• [Given request] Examine the material below. Gather every line in which the string "于是在原来楼基的后面" appears.

• [Given data]

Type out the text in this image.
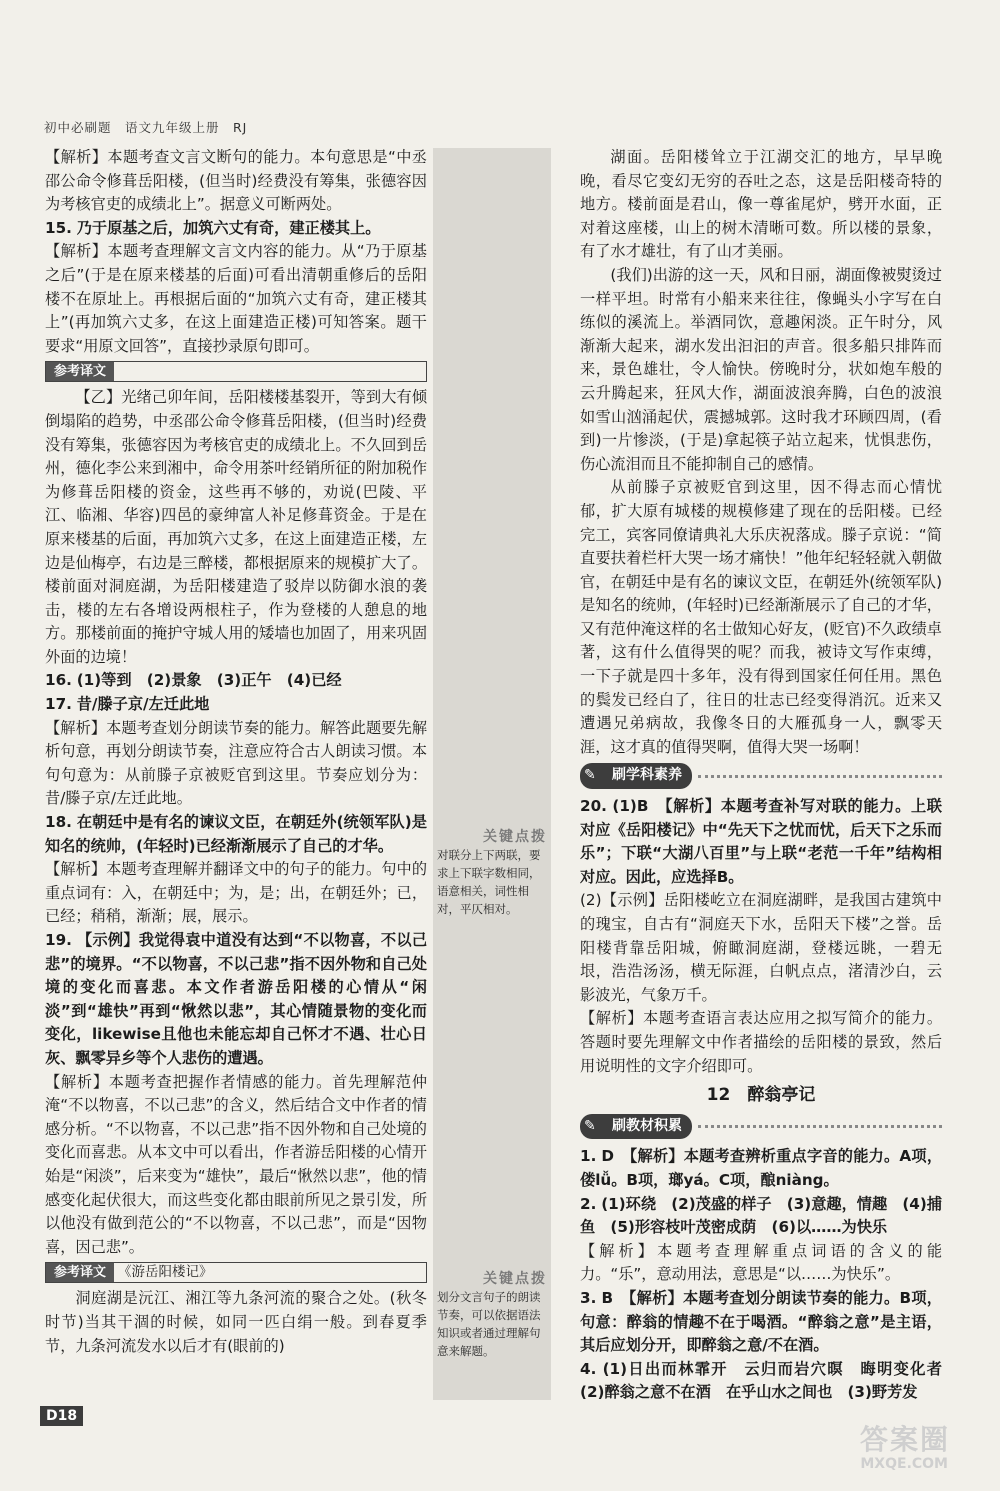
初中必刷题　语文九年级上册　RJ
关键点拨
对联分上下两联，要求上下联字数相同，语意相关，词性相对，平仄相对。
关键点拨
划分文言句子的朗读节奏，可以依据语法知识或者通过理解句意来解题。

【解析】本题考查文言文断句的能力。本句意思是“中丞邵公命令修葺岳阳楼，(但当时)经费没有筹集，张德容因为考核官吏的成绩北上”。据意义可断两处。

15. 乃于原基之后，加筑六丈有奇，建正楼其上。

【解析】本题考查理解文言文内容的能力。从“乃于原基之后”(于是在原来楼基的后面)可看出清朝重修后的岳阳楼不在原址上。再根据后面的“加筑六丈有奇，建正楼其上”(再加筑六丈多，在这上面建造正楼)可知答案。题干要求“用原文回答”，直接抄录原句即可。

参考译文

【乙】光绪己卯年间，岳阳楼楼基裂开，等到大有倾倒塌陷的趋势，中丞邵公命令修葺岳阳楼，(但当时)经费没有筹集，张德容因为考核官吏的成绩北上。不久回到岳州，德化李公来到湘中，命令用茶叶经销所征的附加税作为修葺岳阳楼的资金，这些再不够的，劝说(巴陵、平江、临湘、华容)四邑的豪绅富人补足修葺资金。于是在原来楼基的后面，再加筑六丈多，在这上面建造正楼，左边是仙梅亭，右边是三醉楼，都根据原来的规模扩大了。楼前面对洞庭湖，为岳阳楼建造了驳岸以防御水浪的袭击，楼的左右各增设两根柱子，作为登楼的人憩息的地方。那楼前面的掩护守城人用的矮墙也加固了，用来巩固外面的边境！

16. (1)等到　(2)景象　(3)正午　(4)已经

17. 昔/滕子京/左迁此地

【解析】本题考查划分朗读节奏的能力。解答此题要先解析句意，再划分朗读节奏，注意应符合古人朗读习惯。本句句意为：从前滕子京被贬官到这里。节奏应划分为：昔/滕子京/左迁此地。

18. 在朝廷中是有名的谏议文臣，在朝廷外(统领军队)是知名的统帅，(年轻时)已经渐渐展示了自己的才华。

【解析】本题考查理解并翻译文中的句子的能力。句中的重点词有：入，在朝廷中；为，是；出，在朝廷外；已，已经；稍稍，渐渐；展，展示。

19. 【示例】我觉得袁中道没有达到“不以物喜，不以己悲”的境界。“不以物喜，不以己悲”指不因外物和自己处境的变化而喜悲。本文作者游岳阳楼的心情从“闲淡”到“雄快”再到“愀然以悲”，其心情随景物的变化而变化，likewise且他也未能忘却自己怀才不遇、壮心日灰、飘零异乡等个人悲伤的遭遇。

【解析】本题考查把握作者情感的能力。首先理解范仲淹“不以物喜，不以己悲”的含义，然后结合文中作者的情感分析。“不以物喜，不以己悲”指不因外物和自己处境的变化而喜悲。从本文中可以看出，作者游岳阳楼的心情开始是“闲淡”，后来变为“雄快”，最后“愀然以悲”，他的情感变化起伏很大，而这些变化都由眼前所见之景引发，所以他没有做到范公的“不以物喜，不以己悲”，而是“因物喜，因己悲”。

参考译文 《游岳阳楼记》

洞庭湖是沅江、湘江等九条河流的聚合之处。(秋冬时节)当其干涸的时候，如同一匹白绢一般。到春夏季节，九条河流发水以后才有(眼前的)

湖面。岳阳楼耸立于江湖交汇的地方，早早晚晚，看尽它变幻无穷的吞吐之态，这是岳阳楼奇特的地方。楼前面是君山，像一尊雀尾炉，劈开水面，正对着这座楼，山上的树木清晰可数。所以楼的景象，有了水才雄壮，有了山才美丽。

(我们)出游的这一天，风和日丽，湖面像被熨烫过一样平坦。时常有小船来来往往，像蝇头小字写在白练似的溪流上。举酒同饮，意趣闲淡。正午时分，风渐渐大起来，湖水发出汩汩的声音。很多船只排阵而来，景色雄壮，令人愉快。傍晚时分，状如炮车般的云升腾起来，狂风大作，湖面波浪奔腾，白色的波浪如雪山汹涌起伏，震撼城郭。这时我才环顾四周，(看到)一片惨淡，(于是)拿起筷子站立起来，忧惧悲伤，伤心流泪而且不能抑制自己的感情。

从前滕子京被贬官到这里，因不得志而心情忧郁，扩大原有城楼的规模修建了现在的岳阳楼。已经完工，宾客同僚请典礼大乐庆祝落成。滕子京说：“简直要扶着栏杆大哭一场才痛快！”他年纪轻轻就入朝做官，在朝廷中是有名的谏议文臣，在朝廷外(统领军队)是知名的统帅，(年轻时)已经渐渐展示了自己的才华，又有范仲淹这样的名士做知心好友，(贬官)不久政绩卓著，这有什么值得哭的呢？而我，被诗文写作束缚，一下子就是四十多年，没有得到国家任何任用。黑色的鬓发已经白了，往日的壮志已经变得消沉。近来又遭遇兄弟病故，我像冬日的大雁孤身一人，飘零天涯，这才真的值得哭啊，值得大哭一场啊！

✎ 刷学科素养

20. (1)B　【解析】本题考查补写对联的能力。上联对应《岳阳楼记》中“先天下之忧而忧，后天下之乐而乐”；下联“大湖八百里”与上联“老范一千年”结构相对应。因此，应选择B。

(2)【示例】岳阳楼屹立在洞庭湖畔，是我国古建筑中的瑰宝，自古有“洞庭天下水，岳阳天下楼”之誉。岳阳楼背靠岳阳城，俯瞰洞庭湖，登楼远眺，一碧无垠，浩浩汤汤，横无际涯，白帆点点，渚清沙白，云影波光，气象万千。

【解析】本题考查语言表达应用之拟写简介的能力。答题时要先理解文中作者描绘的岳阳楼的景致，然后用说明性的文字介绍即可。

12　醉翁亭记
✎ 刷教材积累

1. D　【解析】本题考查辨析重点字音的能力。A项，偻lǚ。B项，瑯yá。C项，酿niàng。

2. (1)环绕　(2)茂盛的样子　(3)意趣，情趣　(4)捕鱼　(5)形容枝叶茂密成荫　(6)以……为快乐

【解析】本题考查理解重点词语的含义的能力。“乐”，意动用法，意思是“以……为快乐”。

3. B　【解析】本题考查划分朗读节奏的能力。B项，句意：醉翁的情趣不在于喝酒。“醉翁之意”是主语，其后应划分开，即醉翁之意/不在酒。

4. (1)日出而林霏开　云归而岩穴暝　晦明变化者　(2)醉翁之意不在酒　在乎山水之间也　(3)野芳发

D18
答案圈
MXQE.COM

* * *

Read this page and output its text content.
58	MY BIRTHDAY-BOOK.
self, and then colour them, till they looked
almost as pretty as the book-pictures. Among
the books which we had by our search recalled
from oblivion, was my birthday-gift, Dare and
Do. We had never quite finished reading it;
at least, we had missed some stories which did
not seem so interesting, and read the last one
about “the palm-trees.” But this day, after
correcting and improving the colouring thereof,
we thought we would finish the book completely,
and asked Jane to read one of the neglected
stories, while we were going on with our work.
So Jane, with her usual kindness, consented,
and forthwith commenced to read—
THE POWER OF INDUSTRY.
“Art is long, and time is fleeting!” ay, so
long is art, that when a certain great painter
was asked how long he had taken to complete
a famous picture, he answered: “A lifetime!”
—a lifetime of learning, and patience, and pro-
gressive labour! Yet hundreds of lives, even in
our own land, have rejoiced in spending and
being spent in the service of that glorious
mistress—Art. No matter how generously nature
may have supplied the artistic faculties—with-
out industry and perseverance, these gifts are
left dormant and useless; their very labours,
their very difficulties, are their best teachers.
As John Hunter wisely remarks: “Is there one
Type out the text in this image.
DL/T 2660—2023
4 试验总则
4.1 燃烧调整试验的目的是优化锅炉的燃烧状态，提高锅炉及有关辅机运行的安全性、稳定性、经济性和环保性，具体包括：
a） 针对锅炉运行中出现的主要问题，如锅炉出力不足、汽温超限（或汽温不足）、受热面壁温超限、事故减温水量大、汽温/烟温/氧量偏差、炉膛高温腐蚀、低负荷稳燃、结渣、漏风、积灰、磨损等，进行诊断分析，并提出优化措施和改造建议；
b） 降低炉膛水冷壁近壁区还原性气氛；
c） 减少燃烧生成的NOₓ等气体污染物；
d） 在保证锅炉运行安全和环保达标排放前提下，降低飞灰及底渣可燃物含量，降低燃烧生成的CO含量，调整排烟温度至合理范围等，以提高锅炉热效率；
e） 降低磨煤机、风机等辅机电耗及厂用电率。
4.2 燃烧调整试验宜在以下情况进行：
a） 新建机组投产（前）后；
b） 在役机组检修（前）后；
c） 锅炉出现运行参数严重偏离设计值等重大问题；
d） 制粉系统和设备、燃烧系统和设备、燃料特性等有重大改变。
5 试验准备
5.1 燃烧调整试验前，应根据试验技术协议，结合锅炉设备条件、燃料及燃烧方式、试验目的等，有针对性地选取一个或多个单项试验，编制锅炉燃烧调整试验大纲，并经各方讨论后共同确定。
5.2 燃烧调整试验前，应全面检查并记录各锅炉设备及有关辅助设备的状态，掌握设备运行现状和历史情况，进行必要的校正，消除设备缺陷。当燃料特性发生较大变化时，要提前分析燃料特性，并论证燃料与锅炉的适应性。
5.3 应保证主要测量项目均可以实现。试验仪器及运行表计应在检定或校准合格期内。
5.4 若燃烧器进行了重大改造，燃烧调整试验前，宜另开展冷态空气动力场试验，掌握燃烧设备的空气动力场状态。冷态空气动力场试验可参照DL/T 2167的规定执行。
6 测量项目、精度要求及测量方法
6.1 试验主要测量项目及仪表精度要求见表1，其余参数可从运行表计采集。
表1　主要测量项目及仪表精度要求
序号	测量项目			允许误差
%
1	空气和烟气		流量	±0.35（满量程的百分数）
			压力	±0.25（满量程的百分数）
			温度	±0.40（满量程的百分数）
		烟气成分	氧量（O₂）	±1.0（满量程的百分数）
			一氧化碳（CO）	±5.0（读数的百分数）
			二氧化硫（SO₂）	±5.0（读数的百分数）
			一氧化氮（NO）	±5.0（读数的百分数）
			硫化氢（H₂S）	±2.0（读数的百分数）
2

...

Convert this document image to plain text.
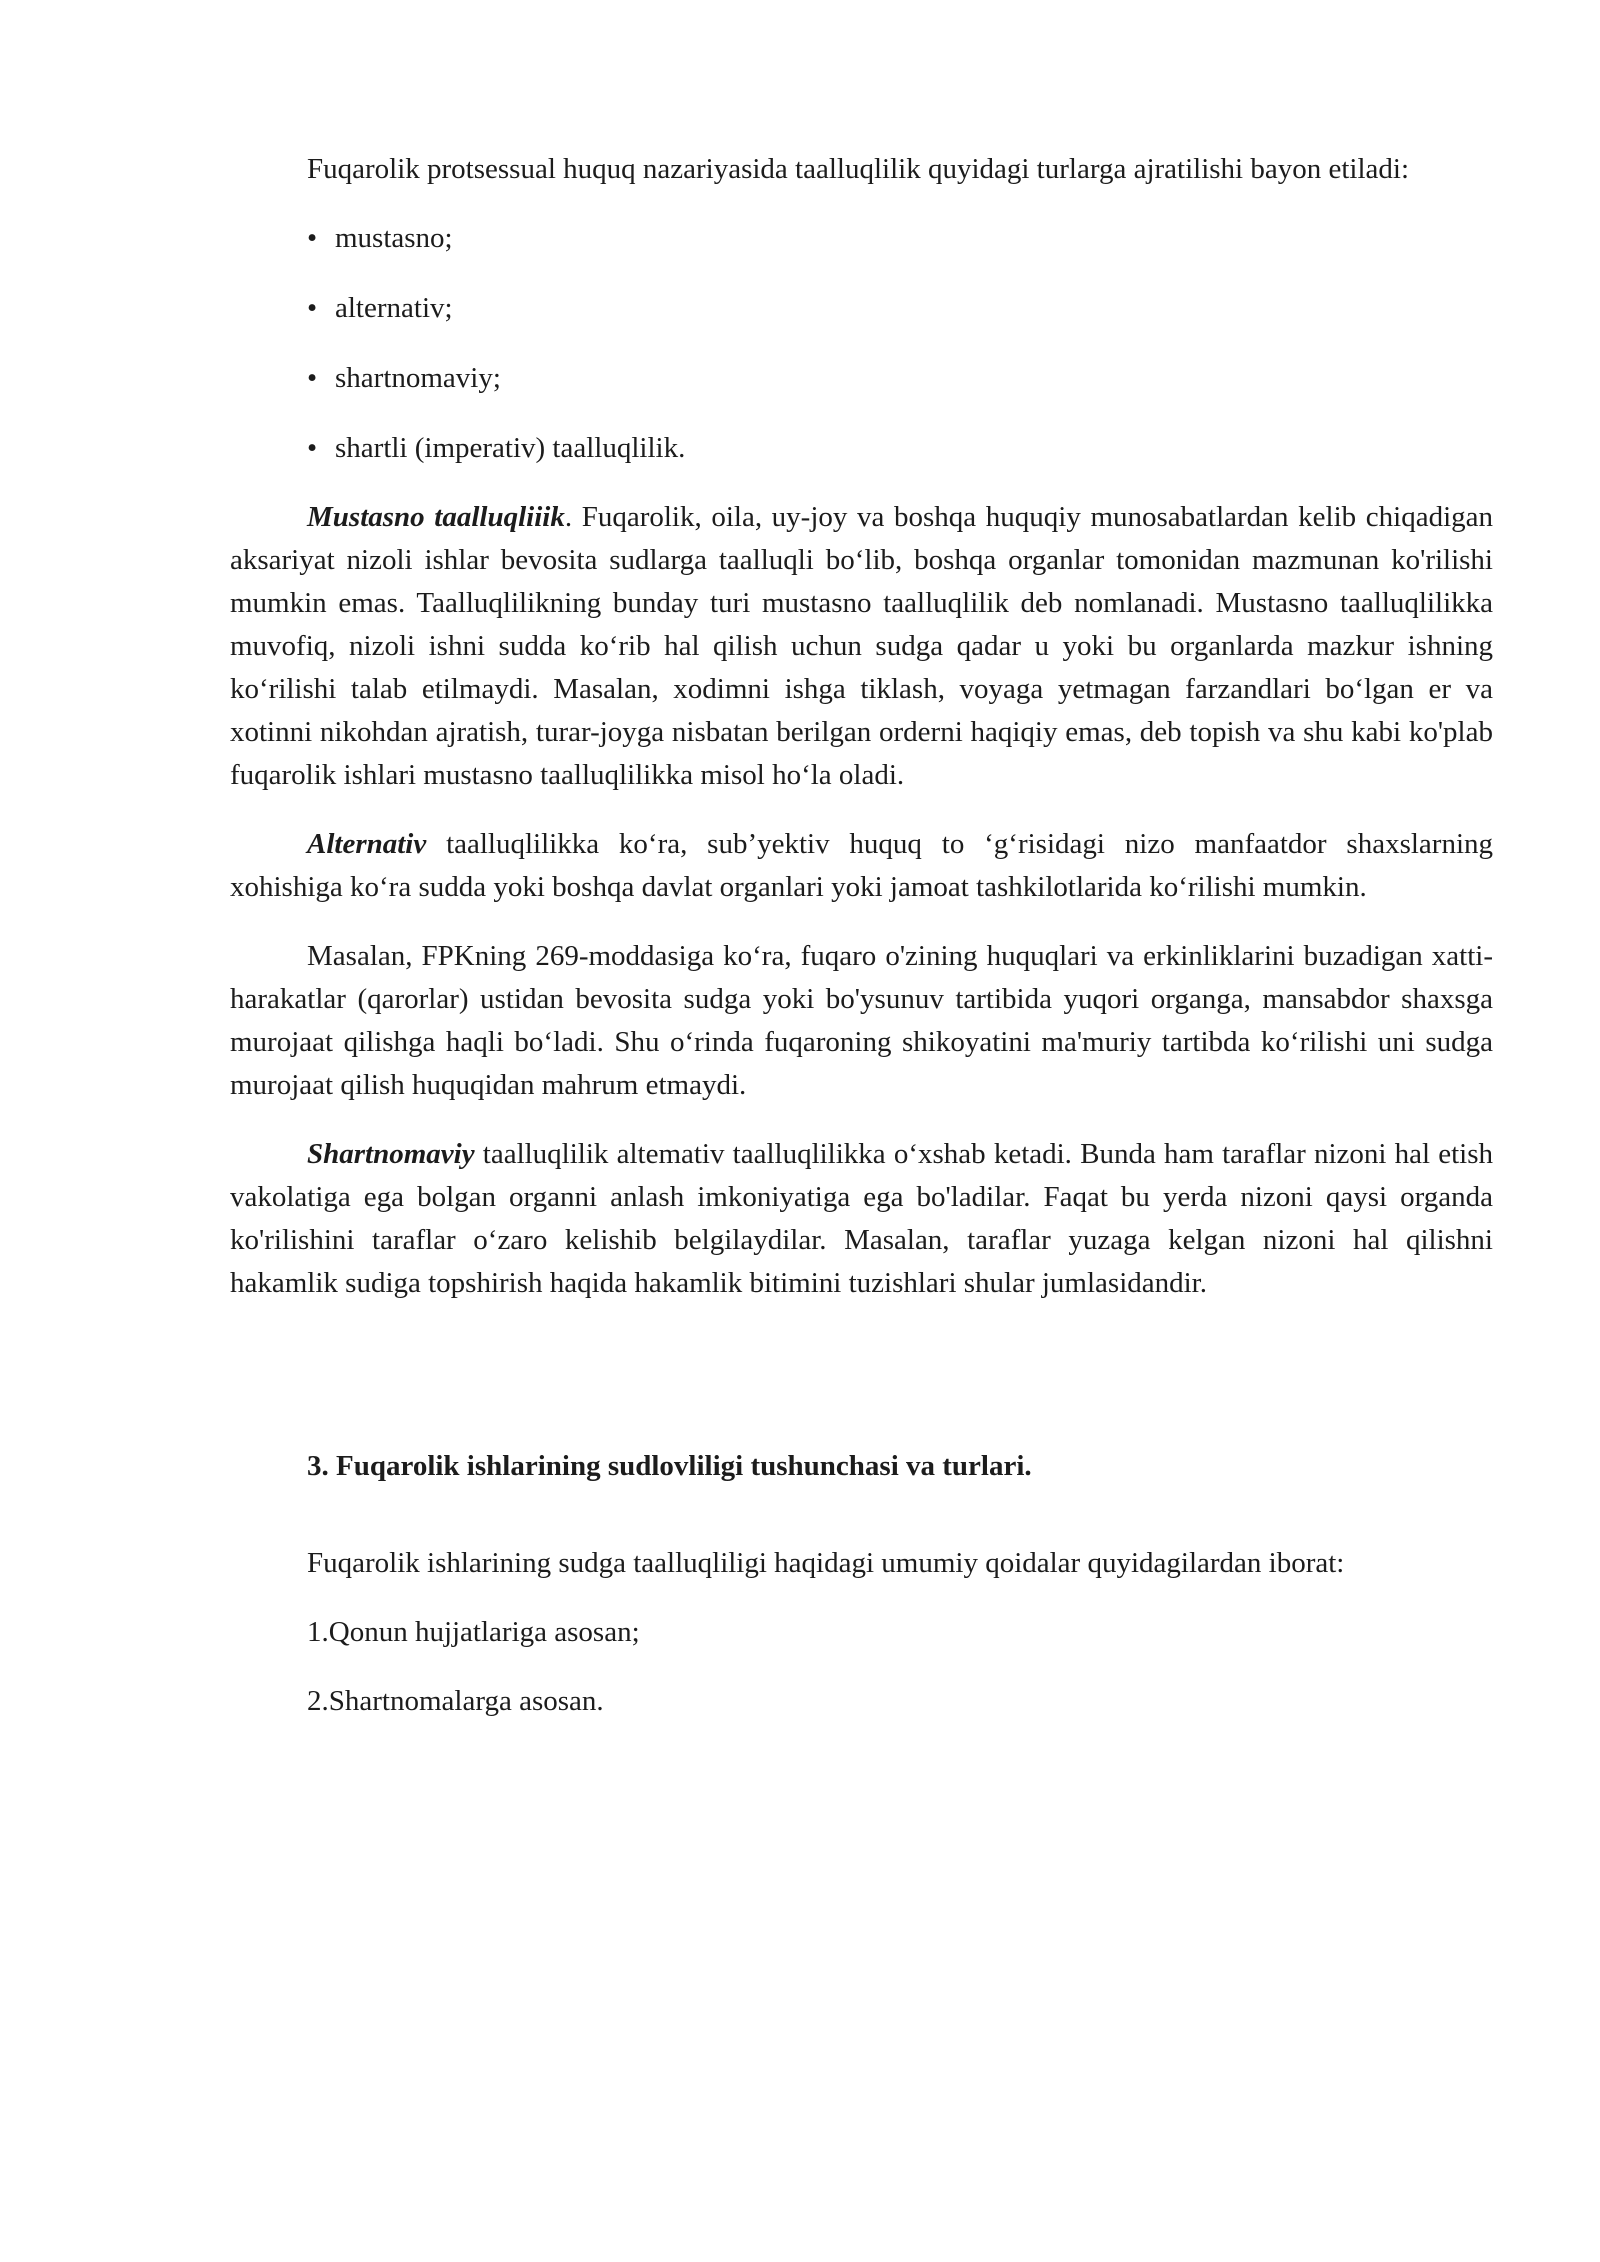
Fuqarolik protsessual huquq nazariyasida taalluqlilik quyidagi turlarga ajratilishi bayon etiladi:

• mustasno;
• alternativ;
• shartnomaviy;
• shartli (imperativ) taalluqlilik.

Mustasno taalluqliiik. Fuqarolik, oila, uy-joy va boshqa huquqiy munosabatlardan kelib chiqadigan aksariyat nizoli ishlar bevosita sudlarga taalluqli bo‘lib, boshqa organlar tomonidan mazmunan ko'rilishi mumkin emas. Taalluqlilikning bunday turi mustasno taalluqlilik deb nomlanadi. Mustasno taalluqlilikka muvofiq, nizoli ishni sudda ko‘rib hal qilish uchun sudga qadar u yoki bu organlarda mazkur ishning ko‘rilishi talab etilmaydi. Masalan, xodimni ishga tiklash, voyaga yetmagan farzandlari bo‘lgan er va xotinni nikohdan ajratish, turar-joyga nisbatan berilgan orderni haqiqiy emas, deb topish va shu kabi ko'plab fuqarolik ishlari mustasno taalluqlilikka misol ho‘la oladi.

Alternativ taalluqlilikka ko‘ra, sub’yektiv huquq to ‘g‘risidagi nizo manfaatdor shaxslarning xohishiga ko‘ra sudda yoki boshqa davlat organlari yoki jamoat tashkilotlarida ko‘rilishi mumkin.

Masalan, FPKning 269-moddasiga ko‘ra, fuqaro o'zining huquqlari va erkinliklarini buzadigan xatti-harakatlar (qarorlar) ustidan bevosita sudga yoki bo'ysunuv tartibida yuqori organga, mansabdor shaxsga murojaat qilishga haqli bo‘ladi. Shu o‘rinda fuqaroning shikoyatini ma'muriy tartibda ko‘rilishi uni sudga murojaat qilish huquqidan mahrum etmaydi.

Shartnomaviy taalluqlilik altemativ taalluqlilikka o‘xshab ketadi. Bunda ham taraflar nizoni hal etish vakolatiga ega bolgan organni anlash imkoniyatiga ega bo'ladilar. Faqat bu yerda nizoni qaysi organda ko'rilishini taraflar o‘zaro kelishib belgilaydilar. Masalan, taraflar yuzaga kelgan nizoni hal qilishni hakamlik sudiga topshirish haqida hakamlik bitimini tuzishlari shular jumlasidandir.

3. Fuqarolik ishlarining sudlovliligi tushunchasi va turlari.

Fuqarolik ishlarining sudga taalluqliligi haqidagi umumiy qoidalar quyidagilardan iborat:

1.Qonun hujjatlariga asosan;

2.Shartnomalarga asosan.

• [The answer]
【解析】本题考查理解文言文内容的能力。从“乃于原基之后”(于是在原来楼基的后面)可看出清朝重修后的岳阳楼不在原址上。再根据后面的“加筑六丈有奇，建正楼其上”(再加筑六丈多，在这上面建造正楼)可知答案。题干要求“用原文回答”，直接抄录原句即可。
【乙】光绪己卯年间，岳阳楼楼基裂开，等到大有倾倒塌陷的趋势，中丞邵公命令修葺岳阳楼，(但当时)经费没有筹集，张德容因为考核官吏的成绩北上。不久回到岳州，德化李公来到湘中，命令用茶叶经销所征的附加税作为修葺岳阳楼的资金，这些再不够的，劝说(巴陵、平江、临湘、华容)四邑的豪绅富人补足修葺资金。于是在原来楼基的后面，再加筑六丈多，在这上面建造正楼，左边是仙梅亭，右边是三醉楼，都根据原来的规模扩大了。楼前面对洞庭湖，为岳阳楼建造了驳岸以防御水浪的袭击，楼的左右各增设两根柱子，作为登楼的人憩息的地方。那楼前面的掩护守城人用的矮墙也加固了，用来巩固外面的边境！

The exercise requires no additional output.